## Task statement
Select lines where the word "imports" appears.

## Data for this task
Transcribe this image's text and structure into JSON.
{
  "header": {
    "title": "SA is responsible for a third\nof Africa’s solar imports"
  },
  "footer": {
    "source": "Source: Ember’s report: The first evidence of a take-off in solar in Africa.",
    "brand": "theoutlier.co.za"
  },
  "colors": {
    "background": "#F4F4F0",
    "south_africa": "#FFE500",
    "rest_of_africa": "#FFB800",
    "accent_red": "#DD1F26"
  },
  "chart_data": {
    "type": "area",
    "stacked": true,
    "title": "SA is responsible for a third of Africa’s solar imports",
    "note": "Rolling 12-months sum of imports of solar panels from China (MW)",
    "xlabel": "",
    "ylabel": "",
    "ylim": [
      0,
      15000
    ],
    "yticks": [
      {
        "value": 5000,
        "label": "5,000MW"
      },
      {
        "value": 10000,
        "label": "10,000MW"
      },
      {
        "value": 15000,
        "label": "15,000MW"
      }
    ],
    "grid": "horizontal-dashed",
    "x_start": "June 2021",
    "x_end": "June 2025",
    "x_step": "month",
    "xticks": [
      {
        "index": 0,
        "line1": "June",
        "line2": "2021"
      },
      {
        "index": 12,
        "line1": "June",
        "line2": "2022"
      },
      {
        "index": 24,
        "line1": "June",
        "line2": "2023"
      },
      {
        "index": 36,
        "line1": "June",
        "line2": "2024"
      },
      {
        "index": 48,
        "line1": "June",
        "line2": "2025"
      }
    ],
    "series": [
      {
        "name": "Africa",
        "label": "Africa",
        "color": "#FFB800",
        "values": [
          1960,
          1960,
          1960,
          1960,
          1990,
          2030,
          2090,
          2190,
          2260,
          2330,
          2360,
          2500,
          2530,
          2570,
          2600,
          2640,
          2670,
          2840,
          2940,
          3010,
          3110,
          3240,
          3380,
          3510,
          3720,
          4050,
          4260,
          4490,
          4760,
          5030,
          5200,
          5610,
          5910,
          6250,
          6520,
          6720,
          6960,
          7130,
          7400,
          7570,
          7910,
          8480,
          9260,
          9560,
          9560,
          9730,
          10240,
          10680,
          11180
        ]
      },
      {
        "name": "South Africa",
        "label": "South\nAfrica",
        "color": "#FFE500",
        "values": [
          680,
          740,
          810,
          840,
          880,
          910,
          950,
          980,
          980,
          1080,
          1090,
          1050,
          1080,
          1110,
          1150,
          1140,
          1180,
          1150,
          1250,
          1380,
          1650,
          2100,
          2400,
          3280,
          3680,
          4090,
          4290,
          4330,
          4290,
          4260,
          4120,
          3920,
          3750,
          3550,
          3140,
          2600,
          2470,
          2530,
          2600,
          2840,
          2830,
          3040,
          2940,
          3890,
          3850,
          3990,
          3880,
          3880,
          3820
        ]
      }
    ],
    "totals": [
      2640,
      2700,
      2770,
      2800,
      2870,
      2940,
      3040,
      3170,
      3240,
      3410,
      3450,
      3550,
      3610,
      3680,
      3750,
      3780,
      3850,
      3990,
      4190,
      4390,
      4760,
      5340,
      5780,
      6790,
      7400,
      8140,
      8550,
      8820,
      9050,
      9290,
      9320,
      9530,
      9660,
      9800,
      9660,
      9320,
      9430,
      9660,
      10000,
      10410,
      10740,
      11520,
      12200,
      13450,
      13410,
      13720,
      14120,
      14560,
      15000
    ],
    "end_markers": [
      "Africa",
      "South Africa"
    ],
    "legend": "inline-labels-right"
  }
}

## Response below
    "title": "SA is responsible for a third\nof Africa’s solar imports"
    "title": "SA is responsible for a third of Africa’s solar imports",
    "note": "Rolling 12-months sum of imports of solar panels from China (MW)",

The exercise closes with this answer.